■ Short exercise
Quote every line below exactly as it reads.

Dataset entries:
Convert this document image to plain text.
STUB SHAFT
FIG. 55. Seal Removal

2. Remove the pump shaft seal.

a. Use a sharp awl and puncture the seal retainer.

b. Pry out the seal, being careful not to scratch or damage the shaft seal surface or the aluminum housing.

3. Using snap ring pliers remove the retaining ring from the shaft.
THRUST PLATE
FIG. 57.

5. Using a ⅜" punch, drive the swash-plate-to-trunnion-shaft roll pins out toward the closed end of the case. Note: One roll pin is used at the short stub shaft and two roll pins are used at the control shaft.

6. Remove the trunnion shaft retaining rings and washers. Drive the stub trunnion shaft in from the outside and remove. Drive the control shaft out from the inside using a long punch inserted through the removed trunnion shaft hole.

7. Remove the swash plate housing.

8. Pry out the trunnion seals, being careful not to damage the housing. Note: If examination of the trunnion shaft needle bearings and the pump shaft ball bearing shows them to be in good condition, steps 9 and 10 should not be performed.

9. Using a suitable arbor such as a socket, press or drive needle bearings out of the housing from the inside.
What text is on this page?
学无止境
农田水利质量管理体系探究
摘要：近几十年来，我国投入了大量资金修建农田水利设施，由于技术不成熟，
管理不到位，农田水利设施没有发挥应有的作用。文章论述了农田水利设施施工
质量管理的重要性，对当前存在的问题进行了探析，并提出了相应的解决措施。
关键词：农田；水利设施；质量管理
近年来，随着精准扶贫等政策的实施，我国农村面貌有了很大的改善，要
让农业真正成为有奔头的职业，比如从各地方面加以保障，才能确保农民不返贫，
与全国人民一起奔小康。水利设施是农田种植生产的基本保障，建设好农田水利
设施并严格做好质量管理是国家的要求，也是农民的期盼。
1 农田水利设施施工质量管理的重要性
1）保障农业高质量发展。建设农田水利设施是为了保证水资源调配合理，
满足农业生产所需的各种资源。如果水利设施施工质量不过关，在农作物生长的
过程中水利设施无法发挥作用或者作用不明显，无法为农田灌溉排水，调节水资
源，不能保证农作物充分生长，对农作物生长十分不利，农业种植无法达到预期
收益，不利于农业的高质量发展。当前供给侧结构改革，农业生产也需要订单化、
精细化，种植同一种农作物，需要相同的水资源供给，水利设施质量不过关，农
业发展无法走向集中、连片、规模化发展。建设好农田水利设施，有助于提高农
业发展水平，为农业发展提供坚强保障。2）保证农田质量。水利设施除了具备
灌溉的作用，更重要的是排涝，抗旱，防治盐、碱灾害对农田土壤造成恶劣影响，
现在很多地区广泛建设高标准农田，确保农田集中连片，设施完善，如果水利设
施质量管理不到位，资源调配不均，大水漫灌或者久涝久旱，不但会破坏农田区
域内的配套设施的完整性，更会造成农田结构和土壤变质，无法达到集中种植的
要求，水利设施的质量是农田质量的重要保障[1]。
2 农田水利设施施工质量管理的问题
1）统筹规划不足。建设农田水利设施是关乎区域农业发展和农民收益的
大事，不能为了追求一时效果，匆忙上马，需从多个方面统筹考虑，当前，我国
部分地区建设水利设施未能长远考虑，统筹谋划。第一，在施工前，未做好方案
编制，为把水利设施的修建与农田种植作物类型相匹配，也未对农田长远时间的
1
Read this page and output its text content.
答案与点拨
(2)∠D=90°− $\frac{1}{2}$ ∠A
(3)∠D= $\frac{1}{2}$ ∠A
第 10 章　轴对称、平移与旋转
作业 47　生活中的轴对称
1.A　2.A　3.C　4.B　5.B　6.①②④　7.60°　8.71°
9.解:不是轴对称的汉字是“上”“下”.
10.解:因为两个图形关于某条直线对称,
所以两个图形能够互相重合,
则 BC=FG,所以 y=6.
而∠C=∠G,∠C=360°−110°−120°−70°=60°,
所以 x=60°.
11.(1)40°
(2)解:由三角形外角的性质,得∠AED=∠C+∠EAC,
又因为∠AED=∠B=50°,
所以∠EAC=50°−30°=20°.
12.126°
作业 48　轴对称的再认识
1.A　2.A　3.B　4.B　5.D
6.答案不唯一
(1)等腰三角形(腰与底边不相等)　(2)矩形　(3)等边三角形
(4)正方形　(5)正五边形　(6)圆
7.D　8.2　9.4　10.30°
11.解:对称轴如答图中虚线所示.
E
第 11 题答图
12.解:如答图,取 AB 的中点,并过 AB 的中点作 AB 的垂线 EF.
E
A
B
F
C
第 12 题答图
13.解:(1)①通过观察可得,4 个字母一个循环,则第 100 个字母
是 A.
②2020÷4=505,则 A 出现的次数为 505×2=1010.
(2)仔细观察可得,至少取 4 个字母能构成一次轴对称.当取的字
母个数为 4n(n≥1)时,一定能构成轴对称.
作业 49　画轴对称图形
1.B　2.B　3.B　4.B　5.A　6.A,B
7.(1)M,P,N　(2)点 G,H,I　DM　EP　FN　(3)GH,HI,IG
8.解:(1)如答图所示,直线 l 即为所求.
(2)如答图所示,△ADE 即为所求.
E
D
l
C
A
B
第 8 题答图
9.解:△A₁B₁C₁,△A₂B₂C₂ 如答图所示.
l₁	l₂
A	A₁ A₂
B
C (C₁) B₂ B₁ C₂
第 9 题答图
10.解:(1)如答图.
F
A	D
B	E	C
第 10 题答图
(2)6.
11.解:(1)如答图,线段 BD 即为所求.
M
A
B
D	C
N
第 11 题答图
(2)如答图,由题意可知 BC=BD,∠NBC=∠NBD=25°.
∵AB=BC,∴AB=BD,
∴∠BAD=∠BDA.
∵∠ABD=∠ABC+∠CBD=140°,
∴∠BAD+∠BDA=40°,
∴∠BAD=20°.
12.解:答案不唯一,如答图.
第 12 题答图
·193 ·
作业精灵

■ Solution
Convert this document image to plain text.
STUB SHAFT
FIG. 55. Seal Removal

2. Remove the pump shaft seal.

a. Use a sharp awl and puncture the seal retainer.

b. Pry out the seal, being careful not to scratch or damage the shaft seal surface or the aluminum housing.

3. Using snap ring pliers remove the retaining ring from the shaft.
THRUST PLATE
FIG. 57.

5. Using a ⅜" punch, drive the swash-plate-to-trunnion-shaft roll pins out toward the closed end of the case. Note: One roll pin is used at the short stub shaft and two roll pins are used at the control shaft.

6. Remove the trunnion shaft retaining rings and washers. Drive the stub trunnion shaft in from the outside and remove. Drive the control shaft out from the inside using a long punch inserted through the removed trunnion shaft hole.

7. Remove the swash plate housing.

8. Pry out the trunnion seals, being careful not to damage the housing. Note: If examination of the trunnion shaft needle bearings and the pump shaft ball bearing shows them to be in good condition, steps 9 and 10 should not be performed.

9. Using a suitable arbor such as a socket, press or drive needle bearings out of the housing from the inside.
What text is on this page?
学无止境
农田水利质量管理体系探究
摘要：近几十年来，我国投入了大量资金修建农田水利设施，由于技术不成熟，
管理不到位，农田水利设施没有发挥应有的作用。文章论述了农田水利设施施工
质量管理的重要性，对当前存在的问题进行了探析，并提出了相应的解决措施。
关键词：农田；水利设施；质量管理
近年来，随着精准扶贫等政策的实施，我国农村面貌有了很大的改善，要
让农业真正成为有奔头的职业，比如从各地方面加以保障，才能确保农民不返贫，
与全国人民一起奔小康。水利设施是农田种植生产的基本保障，建设好农田水利
设施并严格做好质量管理是国家的要求，也是农民的期盼。
1 农田水利设施施工质量管理的重要性
1）保障农业高质量发展。建设农田水利设施是为了保证水资源调配合理，
满足农业生产所需的各种资源。如果水利设施施工质量不过关，在农作物生长的
过程中水利设施无法发挥作用或者作用不明显，无法为农田灌溉排水，调节水资
源，不能保证农作物充分生长，对农作物生长十分不利，农业种植无法达到预期
收益，不利于农业的高质量发展。当前供给侧结构改革，农业生产也需要订单化、
精细化，种植同一种农作物，需要相同的水资源供给，水利设施质量不过关，农
业发展无法走向集中、连片、规模化发展。建设好农田水利设施，有助于提高农
业发展水平，为农业发展提供坚强保障。2）保证农田质量。水利设施除了具备
灌溉的作用，更重要的是排涝，抗旱，防治盐、碱灾害对农田土壤造成恶劣影响，
现在很多地区广泛建设高标准农田，确保农田集中连片，设施完善，如果水利设
施质量管理不到位，资源调配不均，大水漫灌或者久涝久旱，不但会破坏农田区
域内的配套设施的完整性，更会造成农田结构和土壤变质，无法达到集中种植的
要求，水利设施的质量是农田质量的重要保障[1]。
2 农田水利设施施工质量管理的问题
1）统筹规划不足。建设农田水利设施是关乎区域农业发展和农民收益的
大事，不能为了追求一时效果，匆忙上马，需从多个方面统筹考虑，当前，我国
部分地区建设水利设施未能长远考虑，统筹谋划。第一，在施工前，未做好方案
编制，为把水利设施的修建与农田种植作物类型相匹配，也未对农田长远时间的
1
Read this page and output its text content.
答案与点拨
(2)∠D=90°− $\frac{1}{2}$ ∠A
(3)∠D= $\frac{1}{2}$ ∠A
第 10 章　轴对称、平移与旋转
作业 47　生活中的轴对称
1.A　2.A　3.C　4.B　5.B　6.①②④　7.60°　8.71°
9.解:不是轴对称的汉字是“上”“下”.
10.解:因为两个图形关于某条直线对称,
所以两个图形能够互相重合,
则 BC=FG,所以 y=6.
而∠C=∠G,∠C=360°−110°−120°−70°=60°,
所以 x=60°.
11.(1)40°
(2)解:由三角形外角的性质,得∠AED=∠C+∠EAC,
又因为∠AED=∠B=50°,
所以∠EAC=50°−30°=20°.
12.126°
作业 48　轴对称的再认识
1.A　2.A　3.B　4.B　5.D
6.答案不唯一
(1)等腰三角形(腰与底边不相等)　(2)矩形　(3)等边三角形
(4)正方形　(5)正五边形　(6)圆
7.D　8.2　9.4　10.30°
11.解:对称轴如答图中虚线所示.
E
第 11 题答图
12.解:如答图,取 AB 的中点,并过 AB 的中点作 AB 的垂线 EF.
E
A
B
F
C
第 12 题答图
13.解:(1)①通过观察可得,4 个字母一个循环,则第 100 个字母
是 A.
②2020÷4=505,则 A 出现的次数为 505×2=1010.
(2)仔细观察可得,至少取 4 个字母能构成一次轴对称.当取的字
母个数为 4n(n≥1)时,一定能构成轴对称.
作业 49　画轴对称图形
1.B　2.B　3.B　4.B　5.A　6.A,B
7.(1)M,P,N　(2)点 G,H,I　DM　EP　FN　(3)GH,HI,IG
8.解:(1)如答图所示,直线 l 即为所求.
(2)如答图所示,△ADE 即为所求.
E
D
l
C
A
B
第 8 题答图
9.解:△A₁B₁C₁,△A₂B₂C₂ 如答图所示.
l₁	l₂
A	A₁ A₂
B
C (C₁) B₂ B₁ C₂
第 9 题答图
10.解:(1)如答图.
F
A	D
B	E	C
第 10 题答图
(2)6.
11.解:(1)如答图,线段 BD 即为所求.
M
A
B
D	C
N
第 11 题答图
(2)如答图,由题意可知 BC=BD,∠NBC=∠NBD=25°.
∵AB=BC,∴AB=BD,
∴∠BAD=∠BDA.
∵∠ABD=∠ABC+∠CBD=140°,
∴∠BAD+∠BDA=40°,
∴∠BAD=20°.
12.解:答案不唯一,如答图.
第 12 题答图
·193 ·
作业精灵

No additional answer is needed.